- _Dataset records_:
:::::
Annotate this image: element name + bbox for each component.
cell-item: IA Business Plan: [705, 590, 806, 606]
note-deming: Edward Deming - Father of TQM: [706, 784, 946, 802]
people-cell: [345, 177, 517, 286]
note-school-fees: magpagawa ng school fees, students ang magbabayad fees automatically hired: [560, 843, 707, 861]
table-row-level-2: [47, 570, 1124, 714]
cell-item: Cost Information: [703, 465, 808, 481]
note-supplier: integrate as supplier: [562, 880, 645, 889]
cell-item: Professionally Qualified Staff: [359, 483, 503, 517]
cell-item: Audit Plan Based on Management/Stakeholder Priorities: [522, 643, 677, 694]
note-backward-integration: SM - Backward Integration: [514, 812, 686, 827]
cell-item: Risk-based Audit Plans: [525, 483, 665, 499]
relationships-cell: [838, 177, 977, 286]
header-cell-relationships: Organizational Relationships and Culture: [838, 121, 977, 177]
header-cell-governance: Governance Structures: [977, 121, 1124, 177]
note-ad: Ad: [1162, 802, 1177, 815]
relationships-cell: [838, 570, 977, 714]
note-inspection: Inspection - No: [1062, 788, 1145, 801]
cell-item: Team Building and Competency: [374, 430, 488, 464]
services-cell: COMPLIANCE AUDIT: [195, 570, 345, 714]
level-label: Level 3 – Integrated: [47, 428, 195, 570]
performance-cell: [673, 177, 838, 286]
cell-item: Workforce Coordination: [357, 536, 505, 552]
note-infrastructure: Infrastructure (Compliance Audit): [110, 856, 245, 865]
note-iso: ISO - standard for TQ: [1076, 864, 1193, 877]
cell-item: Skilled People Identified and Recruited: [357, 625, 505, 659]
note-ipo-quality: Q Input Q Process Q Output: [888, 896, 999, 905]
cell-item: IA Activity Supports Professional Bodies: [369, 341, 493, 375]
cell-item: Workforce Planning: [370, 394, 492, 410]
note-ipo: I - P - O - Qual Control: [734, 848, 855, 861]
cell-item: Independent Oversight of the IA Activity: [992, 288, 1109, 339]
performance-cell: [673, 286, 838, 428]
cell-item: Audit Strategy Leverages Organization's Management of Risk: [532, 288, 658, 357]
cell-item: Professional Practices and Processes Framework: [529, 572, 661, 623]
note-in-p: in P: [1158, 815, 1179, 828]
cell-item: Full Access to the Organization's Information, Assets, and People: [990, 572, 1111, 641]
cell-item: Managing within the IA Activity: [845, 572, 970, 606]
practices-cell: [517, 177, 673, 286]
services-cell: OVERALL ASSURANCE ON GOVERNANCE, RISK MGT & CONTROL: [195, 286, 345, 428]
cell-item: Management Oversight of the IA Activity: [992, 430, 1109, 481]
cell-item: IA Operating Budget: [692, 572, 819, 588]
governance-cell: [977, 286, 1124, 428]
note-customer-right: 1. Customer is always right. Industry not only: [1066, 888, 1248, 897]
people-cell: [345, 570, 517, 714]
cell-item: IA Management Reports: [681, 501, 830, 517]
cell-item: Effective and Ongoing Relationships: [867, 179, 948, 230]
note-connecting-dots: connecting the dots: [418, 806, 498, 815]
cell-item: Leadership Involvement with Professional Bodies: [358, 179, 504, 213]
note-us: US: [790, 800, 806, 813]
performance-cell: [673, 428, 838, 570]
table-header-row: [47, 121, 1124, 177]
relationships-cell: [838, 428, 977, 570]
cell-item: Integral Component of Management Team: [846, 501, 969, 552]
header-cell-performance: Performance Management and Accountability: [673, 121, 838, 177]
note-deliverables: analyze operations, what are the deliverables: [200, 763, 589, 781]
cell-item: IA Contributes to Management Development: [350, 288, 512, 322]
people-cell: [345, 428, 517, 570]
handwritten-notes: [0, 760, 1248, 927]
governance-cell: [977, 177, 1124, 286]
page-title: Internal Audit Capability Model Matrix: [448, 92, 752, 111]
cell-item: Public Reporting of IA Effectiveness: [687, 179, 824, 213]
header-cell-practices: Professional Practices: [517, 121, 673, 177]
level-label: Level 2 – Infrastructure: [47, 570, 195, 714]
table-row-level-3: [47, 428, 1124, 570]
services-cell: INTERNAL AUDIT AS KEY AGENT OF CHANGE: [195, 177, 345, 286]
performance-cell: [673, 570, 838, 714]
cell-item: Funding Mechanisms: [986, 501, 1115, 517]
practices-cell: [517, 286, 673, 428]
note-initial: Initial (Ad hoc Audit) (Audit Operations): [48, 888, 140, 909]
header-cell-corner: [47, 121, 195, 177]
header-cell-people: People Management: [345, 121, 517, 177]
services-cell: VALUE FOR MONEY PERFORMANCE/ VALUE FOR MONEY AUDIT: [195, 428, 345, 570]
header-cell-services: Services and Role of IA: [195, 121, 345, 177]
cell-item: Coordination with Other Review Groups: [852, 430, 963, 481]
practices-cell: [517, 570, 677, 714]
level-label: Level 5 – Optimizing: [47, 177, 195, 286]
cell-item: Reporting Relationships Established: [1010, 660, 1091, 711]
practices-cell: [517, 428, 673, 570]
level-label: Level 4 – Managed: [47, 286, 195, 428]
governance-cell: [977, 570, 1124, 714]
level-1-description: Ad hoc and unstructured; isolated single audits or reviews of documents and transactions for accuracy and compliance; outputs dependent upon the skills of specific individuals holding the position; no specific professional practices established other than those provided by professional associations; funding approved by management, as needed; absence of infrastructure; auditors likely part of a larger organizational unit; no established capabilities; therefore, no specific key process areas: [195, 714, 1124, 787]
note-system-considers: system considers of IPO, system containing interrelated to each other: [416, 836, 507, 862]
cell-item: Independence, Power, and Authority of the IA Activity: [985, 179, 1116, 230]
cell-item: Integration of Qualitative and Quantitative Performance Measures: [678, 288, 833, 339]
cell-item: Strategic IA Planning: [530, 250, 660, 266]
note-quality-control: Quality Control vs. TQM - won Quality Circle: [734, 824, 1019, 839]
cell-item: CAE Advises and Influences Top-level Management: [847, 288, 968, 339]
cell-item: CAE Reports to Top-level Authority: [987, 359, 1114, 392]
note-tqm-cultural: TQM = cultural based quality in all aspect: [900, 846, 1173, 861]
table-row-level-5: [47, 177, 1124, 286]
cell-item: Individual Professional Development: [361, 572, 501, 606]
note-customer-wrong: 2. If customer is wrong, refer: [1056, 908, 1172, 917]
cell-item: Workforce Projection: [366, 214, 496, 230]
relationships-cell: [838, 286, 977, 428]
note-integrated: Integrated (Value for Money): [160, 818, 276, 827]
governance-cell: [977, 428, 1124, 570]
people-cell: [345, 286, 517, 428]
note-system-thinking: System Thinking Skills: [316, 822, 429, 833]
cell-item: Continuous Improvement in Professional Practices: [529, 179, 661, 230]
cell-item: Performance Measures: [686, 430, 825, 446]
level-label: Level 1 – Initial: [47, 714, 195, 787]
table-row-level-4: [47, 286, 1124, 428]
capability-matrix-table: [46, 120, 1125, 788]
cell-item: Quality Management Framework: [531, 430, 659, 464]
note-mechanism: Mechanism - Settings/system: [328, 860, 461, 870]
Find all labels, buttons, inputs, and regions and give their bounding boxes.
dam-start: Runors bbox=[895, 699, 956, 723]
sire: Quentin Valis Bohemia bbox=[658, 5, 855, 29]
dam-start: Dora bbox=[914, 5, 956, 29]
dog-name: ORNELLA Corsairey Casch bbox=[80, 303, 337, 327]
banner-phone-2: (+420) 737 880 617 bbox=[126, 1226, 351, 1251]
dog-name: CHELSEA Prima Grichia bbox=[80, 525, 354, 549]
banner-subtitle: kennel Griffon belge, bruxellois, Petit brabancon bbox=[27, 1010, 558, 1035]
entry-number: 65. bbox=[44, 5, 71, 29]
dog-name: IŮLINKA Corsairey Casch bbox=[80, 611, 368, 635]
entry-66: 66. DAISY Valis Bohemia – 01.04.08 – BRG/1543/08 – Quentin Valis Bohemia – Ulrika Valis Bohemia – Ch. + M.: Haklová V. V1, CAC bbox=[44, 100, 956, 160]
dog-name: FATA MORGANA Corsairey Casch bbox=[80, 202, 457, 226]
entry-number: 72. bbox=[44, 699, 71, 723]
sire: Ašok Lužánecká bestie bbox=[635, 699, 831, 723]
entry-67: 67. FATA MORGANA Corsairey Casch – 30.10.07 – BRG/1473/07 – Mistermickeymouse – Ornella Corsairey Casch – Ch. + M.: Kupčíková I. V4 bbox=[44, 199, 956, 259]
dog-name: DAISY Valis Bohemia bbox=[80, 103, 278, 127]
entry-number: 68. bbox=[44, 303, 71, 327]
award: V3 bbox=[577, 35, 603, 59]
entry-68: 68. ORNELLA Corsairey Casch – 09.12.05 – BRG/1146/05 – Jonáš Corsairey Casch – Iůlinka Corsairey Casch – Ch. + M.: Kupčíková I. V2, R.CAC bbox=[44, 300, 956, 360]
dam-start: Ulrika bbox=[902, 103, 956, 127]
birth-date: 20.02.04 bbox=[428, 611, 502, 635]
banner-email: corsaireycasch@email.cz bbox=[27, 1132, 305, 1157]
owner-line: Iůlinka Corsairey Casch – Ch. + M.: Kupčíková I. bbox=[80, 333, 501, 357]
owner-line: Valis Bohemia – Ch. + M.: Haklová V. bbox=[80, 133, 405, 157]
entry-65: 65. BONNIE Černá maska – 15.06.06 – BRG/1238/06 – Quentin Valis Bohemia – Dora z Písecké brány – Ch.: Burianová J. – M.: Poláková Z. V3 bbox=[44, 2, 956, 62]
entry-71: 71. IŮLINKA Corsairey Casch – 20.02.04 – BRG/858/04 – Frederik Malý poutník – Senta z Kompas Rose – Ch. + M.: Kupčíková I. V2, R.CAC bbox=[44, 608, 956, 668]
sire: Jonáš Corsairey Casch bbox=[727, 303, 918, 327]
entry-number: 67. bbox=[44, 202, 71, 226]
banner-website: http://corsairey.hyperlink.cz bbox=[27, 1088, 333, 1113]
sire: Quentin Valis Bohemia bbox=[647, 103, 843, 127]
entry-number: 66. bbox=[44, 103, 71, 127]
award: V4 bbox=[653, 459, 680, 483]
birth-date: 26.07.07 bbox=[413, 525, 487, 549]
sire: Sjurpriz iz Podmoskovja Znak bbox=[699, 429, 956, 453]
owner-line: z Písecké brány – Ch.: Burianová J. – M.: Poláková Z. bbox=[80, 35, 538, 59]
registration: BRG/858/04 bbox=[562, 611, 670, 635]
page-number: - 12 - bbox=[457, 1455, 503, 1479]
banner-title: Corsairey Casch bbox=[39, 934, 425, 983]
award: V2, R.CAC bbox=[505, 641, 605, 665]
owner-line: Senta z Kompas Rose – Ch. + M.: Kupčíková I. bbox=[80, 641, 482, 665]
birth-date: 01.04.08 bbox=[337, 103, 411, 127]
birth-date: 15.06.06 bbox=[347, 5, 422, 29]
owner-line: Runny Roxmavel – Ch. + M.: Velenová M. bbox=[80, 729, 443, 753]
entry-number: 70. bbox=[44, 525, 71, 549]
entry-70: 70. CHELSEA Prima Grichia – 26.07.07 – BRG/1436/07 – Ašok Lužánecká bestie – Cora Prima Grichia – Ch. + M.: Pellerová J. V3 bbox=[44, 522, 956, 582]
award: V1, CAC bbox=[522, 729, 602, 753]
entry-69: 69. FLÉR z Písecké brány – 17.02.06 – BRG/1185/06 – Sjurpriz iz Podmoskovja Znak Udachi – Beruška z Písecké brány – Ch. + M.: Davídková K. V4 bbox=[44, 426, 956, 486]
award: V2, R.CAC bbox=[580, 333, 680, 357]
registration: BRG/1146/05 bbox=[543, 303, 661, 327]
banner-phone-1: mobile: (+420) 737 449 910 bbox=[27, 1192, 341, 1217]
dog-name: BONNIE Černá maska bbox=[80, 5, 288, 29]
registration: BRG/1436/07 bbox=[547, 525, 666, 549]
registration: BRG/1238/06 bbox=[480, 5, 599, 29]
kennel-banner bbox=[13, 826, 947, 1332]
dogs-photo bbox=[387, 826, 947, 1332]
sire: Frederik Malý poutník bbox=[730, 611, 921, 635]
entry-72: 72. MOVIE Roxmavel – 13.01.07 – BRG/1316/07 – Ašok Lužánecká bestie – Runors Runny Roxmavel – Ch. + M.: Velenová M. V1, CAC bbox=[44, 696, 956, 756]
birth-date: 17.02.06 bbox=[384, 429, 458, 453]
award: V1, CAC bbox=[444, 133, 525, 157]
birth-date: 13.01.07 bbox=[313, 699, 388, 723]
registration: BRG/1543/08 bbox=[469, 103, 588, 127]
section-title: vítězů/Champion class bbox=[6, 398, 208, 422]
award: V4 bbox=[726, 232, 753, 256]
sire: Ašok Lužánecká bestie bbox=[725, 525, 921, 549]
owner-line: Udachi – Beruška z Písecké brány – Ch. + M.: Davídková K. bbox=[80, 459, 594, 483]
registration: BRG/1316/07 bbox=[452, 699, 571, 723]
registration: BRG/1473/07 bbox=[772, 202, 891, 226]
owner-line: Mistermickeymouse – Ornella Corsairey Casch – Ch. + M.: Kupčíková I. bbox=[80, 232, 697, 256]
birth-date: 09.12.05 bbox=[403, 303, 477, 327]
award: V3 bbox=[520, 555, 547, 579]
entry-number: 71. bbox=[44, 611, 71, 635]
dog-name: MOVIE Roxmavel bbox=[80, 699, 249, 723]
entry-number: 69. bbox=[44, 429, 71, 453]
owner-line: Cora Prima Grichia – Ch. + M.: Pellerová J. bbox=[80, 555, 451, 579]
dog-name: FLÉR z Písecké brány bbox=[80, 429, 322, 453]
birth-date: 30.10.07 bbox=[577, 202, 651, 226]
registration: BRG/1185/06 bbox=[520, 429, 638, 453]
:::::
- _Aim of the exercise_:
Please change "Business Plan" to "Strategic Plan" in the data from its first line through the line containing "cell-item: Cost Information: [703, 465, 808, 481]", and give back only those lines with nothing else altered.

- _Result below_:
Annotate this image: element name + bbox for each component.
cell-item: IA Strategic Plan: [705, 590, 806, 606]
note-deming: Edward Deming - Father of TQM: [706, 784, 946, 802]
people-cell: [345, 177, 517, 286]
note-school-fees: magpagawa ng school fees, students ang magbabayad fees automatically hired: [560, 843, 707, 861]
table-row-level-2: [47, 570, 1124, 714]
cell-item: Cost Information: [703, 465, 808, 481]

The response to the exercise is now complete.